> [Requirement]
How many lines in the entries below include the string "data"? Answer with the number only.

> [Information given]
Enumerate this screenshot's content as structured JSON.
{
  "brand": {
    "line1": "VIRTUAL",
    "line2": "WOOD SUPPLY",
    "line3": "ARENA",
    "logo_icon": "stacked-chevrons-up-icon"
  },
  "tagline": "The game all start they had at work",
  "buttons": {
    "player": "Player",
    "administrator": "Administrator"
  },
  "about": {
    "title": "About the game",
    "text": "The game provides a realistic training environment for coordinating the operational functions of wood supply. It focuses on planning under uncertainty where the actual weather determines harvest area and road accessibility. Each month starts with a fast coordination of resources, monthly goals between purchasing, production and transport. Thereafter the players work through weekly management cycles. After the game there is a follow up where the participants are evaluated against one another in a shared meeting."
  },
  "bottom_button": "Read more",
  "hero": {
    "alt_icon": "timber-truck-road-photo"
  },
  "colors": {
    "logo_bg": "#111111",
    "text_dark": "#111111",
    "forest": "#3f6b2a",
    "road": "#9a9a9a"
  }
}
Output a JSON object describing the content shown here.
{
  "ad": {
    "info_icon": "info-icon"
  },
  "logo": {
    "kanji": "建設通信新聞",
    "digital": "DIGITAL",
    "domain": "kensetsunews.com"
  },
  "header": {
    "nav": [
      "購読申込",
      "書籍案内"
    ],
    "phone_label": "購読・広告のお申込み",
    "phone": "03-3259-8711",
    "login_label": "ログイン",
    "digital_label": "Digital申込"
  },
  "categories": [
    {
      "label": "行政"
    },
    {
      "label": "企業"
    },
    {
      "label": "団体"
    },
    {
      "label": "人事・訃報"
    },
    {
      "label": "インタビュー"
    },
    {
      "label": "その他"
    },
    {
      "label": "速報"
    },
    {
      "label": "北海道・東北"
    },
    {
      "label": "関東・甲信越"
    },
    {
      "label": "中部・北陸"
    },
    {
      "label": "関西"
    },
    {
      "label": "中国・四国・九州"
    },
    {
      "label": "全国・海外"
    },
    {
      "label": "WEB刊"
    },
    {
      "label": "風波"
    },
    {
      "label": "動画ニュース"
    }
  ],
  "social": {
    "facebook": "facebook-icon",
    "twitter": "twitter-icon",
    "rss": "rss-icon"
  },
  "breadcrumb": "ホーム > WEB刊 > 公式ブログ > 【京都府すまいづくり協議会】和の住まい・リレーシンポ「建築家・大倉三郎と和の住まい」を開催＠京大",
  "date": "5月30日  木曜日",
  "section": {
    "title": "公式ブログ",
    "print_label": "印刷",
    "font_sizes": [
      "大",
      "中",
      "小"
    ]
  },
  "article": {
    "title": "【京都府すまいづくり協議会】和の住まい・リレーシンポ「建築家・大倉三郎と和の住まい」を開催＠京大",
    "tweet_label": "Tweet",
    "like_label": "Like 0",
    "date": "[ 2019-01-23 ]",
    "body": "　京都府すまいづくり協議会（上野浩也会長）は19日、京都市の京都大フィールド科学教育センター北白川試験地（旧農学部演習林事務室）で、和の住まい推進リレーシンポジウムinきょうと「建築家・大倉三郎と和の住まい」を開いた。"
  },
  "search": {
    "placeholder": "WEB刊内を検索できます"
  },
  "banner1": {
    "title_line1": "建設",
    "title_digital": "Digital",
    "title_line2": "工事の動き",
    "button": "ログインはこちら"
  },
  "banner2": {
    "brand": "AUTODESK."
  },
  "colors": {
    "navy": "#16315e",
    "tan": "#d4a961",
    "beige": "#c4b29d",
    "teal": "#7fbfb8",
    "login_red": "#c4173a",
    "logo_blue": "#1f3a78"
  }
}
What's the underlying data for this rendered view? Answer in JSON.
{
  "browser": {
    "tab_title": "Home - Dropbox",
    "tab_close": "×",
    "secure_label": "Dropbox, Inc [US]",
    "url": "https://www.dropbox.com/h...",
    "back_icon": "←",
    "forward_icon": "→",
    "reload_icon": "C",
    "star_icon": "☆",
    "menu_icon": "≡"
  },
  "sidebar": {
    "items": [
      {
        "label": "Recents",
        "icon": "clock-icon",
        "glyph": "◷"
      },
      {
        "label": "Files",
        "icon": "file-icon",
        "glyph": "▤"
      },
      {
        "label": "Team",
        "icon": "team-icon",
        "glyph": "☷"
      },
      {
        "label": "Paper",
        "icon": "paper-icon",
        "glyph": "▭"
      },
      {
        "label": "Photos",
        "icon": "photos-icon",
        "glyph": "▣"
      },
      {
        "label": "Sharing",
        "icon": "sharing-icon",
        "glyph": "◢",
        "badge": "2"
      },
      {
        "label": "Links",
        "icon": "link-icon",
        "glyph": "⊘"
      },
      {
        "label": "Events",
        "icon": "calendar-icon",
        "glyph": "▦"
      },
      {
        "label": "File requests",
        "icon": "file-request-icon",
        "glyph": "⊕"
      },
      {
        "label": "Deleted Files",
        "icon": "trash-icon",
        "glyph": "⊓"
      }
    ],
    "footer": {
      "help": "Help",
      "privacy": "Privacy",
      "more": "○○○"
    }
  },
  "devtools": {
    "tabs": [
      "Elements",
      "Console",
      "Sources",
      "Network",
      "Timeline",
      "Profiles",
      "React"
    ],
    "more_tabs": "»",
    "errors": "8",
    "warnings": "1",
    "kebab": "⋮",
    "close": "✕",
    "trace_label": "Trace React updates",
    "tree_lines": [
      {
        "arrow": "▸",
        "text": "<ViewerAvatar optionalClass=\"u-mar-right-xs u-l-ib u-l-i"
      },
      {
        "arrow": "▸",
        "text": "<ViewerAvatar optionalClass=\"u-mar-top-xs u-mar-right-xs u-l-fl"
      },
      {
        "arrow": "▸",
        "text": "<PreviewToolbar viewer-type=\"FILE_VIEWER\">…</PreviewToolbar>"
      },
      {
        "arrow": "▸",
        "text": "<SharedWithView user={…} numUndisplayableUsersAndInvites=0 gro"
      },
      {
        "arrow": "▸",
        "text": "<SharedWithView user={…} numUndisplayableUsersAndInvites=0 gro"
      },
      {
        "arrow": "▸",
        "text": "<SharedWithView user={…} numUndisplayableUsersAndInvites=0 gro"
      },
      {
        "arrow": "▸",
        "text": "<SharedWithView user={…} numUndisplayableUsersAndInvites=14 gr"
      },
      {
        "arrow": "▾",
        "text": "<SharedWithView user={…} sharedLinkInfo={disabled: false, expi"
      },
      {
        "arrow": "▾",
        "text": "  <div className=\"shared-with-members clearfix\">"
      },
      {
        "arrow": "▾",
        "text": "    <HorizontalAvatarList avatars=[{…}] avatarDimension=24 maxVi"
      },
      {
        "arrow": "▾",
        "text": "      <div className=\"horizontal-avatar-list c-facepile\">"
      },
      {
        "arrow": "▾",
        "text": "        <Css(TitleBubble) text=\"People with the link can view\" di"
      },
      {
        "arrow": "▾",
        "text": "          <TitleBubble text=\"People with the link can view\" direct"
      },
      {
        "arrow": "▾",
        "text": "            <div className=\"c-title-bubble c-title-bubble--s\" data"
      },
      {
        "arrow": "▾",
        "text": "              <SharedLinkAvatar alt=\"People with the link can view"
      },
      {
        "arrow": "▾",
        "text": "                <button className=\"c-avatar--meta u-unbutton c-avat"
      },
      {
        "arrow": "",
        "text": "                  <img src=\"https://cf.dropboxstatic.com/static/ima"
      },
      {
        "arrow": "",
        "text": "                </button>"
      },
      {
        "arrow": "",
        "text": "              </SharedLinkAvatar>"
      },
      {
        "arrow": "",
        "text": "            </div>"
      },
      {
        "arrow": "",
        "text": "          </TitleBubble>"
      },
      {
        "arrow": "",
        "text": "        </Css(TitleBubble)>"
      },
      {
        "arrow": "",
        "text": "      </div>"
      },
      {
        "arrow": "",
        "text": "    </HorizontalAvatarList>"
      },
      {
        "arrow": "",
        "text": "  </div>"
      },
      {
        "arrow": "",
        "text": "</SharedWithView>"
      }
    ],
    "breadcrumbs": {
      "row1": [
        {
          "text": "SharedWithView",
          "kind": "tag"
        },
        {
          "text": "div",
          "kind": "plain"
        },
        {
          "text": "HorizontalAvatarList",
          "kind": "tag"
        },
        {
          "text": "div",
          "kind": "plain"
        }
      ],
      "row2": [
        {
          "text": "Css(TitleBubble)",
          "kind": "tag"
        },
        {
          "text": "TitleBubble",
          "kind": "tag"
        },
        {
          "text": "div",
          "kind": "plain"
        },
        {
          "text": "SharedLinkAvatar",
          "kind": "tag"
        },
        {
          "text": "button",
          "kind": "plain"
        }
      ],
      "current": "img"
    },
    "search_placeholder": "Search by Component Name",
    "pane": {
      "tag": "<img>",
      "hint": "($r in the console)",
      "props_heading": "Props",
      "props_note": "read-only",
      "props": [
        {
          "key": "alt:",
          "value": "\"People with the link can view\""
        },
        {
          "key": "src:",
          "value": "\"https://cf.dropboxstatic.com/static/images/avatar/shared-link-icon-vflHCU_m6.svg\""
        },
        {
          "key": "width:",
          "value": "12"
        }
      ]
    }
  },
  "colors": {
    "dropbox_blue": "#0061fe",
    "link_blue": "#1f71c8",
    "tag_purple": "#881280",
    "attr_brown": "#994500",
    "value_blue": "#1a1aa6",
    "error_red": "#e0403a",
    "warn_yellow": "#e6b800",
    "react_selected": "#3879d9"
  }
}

> [Correct result]
2